— Exercise set —
• A. Name every metastore table that the query in the text on Hive partition locations joins.
• B. Carry on the text on Hive partition locations from the point at which it stops.

>> BEGIN Text

How to list HDFS location of all the partitions in a hive table?

Using the command:
describe formatted my_table partition my_partition
we are able to list the metadata including hdfs location of the partition my_partition in my_table. But how can we get an output with 2 columns:
Partition | Location
which would list all the partitions in my_table and their hdfs locations?
Query the metastore.
Demo
Hive
create table mytable (i int) partitioned by (dt date,type varchar(10))
;
alter table mytable add
partition (dt=date '2017-06-10',type='A')
partition (dt=date '2017-06-11',type='A')
partition (dt=date '2017-06-12',type='A')
partition (dt=date '2017-06-10',type='B')
partition (dt=date '2017-06-11',type='B')
partition (dt=date '2017-06-12',type='B')
;
Metastore (MySQL)
select p.part_name
,s.location
from metastore.DBS as d
join metastore.TBLS as t
on t.db_id =
d.db_id
join metastore.PARTITIONS as p
on p.tbl_id =
t.tbl_id
join metastore.SDS as s
on s.sd_id =
p.sd_id
where d.name = 'default'
and t.tbl_name = 'mytable'
;
+----------------------+----------------------------------------------------------------------------------+
| part_name | location |
+----------------------+----------------------------------------------------------------------------------+
| dt=2017-06-10/type=A | hdfs://quickstart.cloudera:8020/user/hive/warehouse/mytable/dt=2017-06-10/type=A |
| dt=2017-06-11/type=A | hdfs://quickstart.cloudera:8020/user/hive/warehouse/mytable/dt=2017-06-11/type=A |
| dt=2017-06-12/type=A | hdfs://quickstart.cloudera:8020/user/hive/warehouse/mytable/dt=2017-06-12/type=A |
| dt=2017-06-10/type=B | hdfs://quickstart.cloudera:8020/user/hive/warehouse/mytable/dt=2017-06-10/type=B |
| dt=2017-06-11/type=B | hdfs://quickstart.cloudera:8020/user/hive/warehouse/mytable/dt=2017-06-11/type=B |
| dt=2017-06-12/type=B | hdfs://quickstart.cloudera:8020/user/hive/warehouse/mytable/dt=2017-06-12/type=B |
+----------------------+----------------------------------------------------------------------------------+
If it is not necessary to get the information in a nice tabular format - and you do not have access to the HMS database, you may want to run the explain extended:
explain extended select * from default.mytable;
and then you can grep out the essential information, the partition values and the location.

>> END Text
>> BEGIN Given data

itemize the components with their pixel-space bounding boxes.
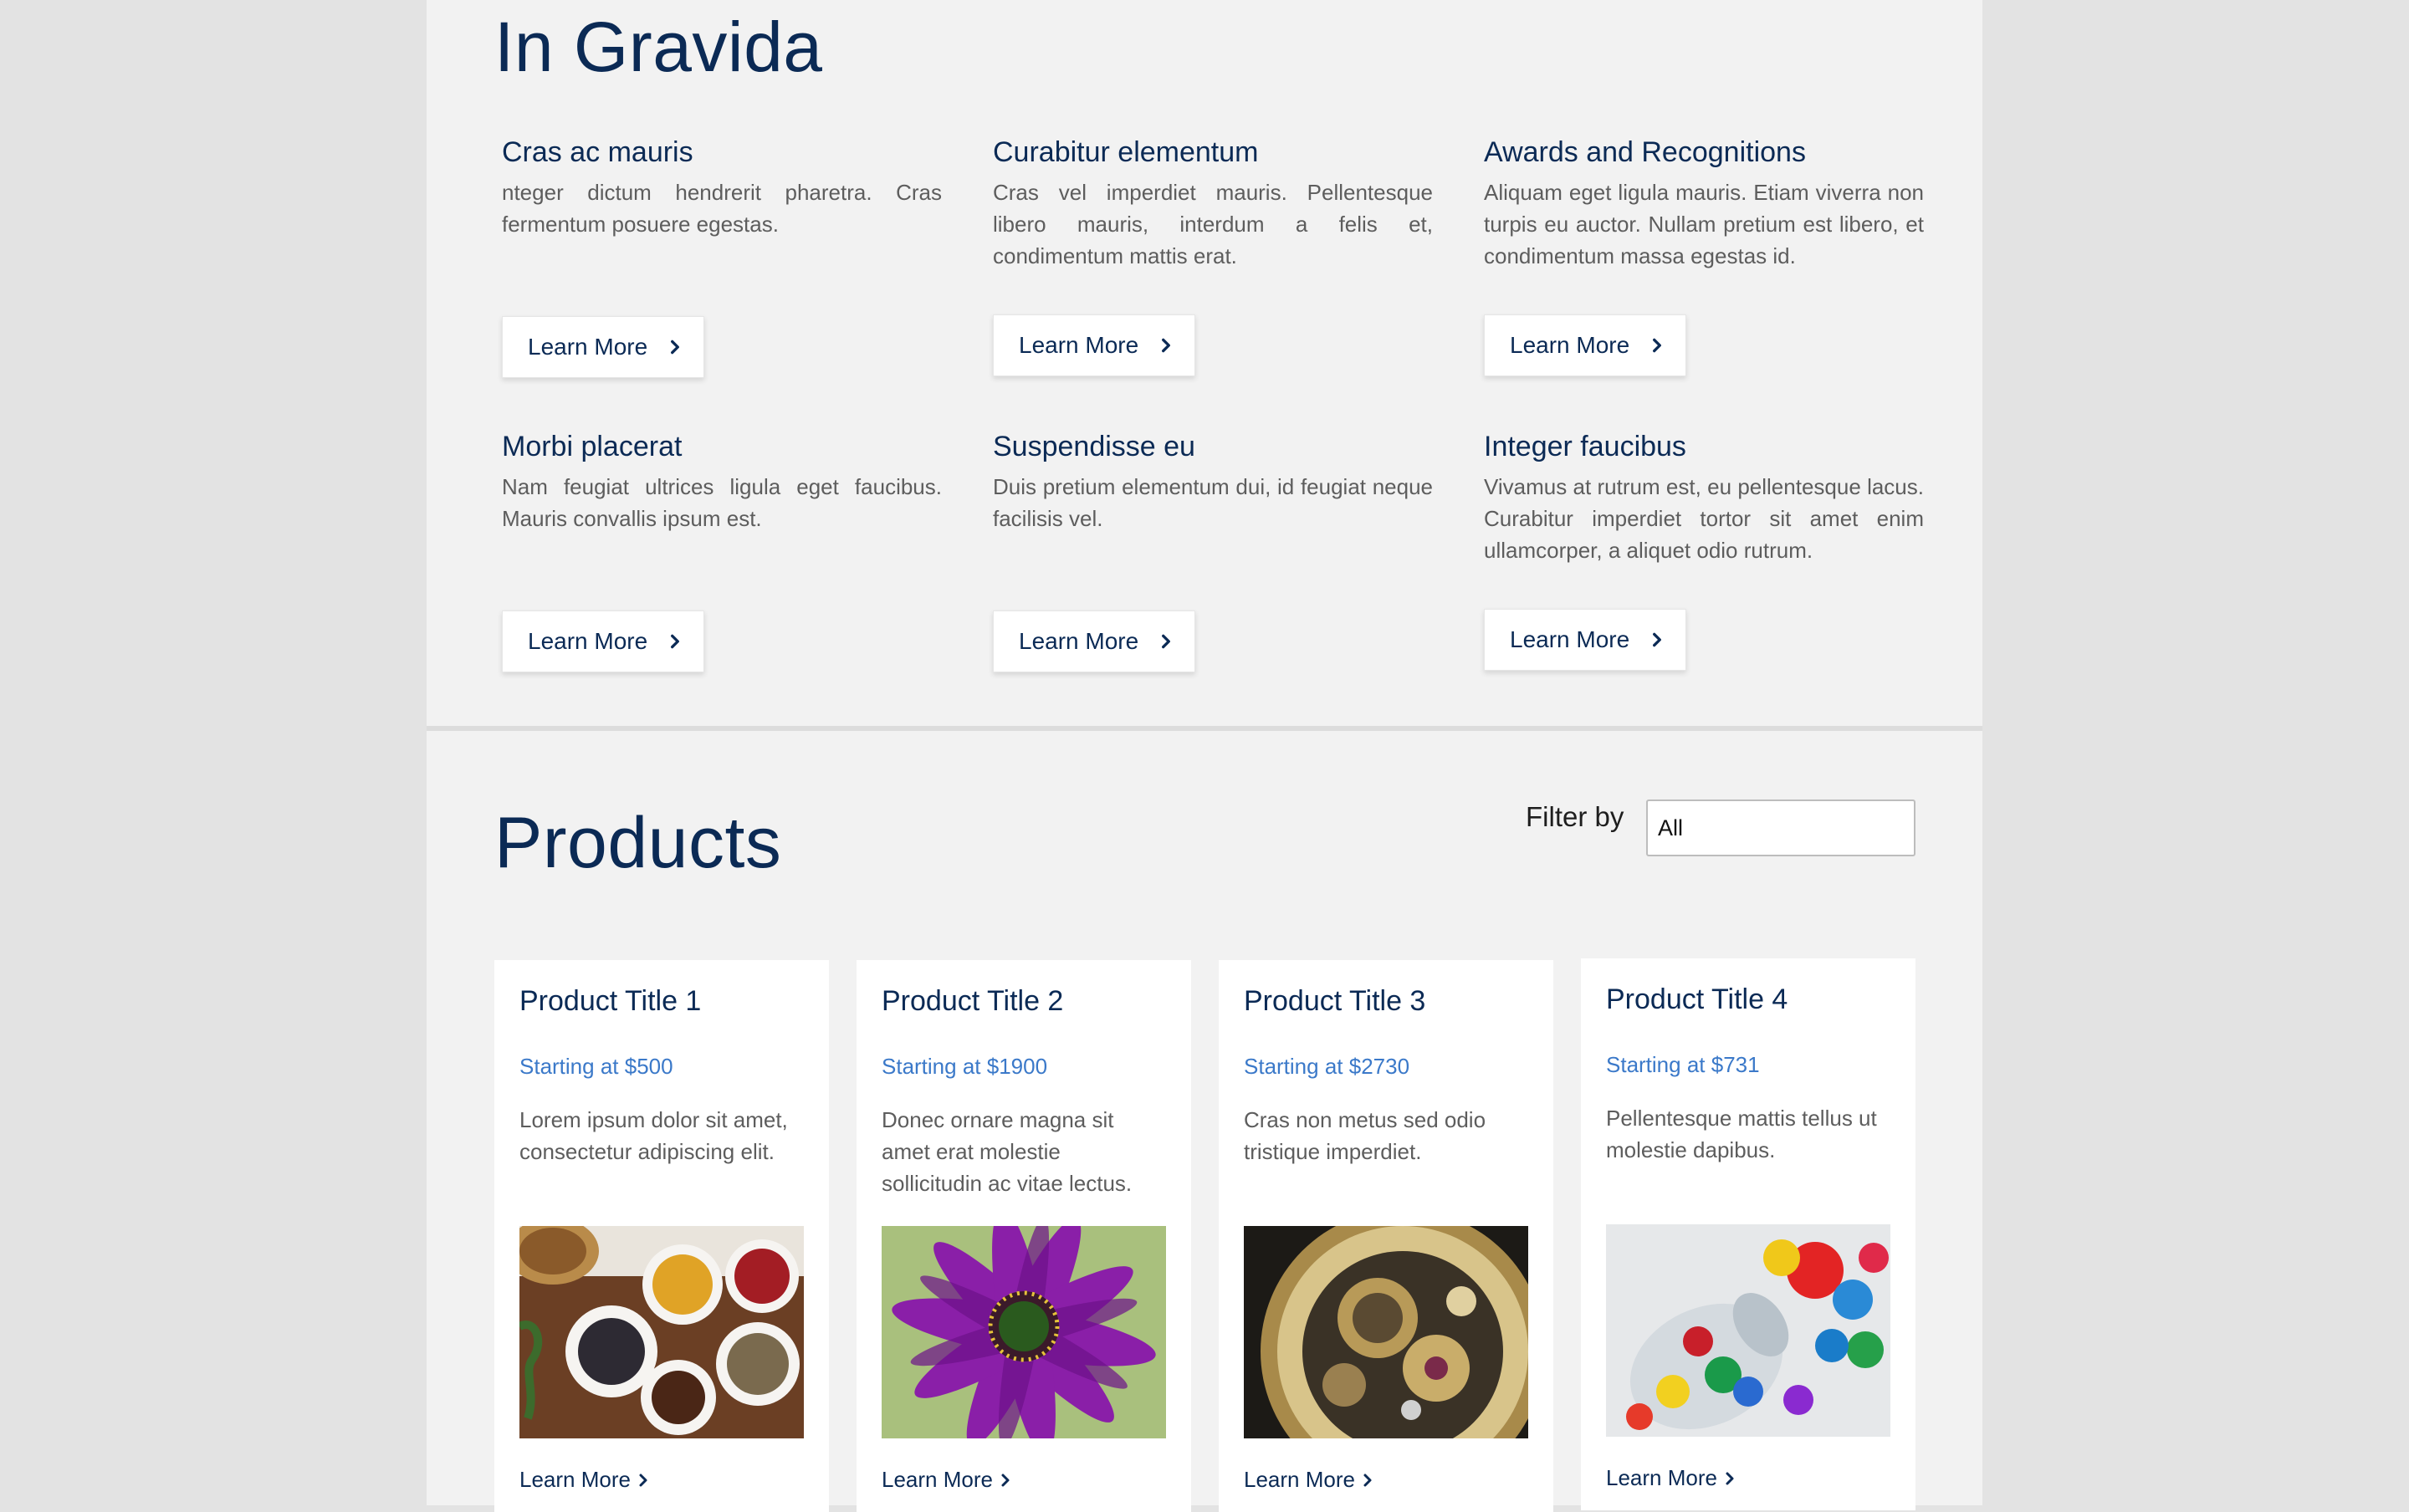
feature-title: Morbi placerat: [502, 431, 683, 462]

>> END Given data

— Solved tasks —
• A. DBS, TBLS, PARTITIONS, SDS

• B.
root#ubuntu:/home/sathya# hive -e "explain extended select * from default.mytable;" | grep location
OK
location hdfs://localhost:9000/user/hive/warehouse/mytable/dt=2017-06-10/type=A
location hdfs://localhost:9000/user/hive/warehouse/mytable
location hdfs://localhost:9000/user/hive/warehouse/mytable/dt=2017-06-10/type=B
location hdfs://localhost:9000/user/hive/warehouse/mytable
location hdfs://localhost:9000/user/hive/warehouse/mytable/dt=2017-06-11/type=A
location hdfs://localhost:9000/user/hive/warehouse/mytable
location hdfs://localhost:9000/user/hive/warehouse/mytable/dt=2017-06-11/type=B
location hdfs://localhost:9000/user/hive/warehouse/mytable
location hdfs://localhost:9000/user/hive/warehouse/mytable/dt=2017-06-12/type=A
location hdfs://localhost:9000/user/hive/warehouse/mytable
location hdfs://localhost:9000/user/hive/warehouse/mytable/dt=2017-06-12/type=B
location hdfs://localhost:9000/user/hive/warehouse/mytable
The best solution from my point of view is to get this info from Hive Metastore via Thrift protocol.
If you write code in python, you can use from hmsclient library:
Hive cli:
hive> create table test_table_with_partitions(f1 string, f2 int) partitioned by (dt string);
OK
Time taken: 0.127 seconds
hive> alter table test_table_with_partitions add partition(dt=20210504) partition(dt=20210505);
OK
Time taken: 0.152 seconds
Python cli:
>>> from hmsclient import hmsclient
>>> client = hmsclient.HMSClient(host='hive.metastore.location', port=9083)
>>> with client as c:
... all_partitions = c.get_partitions(db_name='default',
... tbl_name='test_table_with_partitions',
... max_parts=24 * 365 * 3)
...
>>> print([{'dt': part.values[0], 'location': part.sd.location} for part in all_partitions])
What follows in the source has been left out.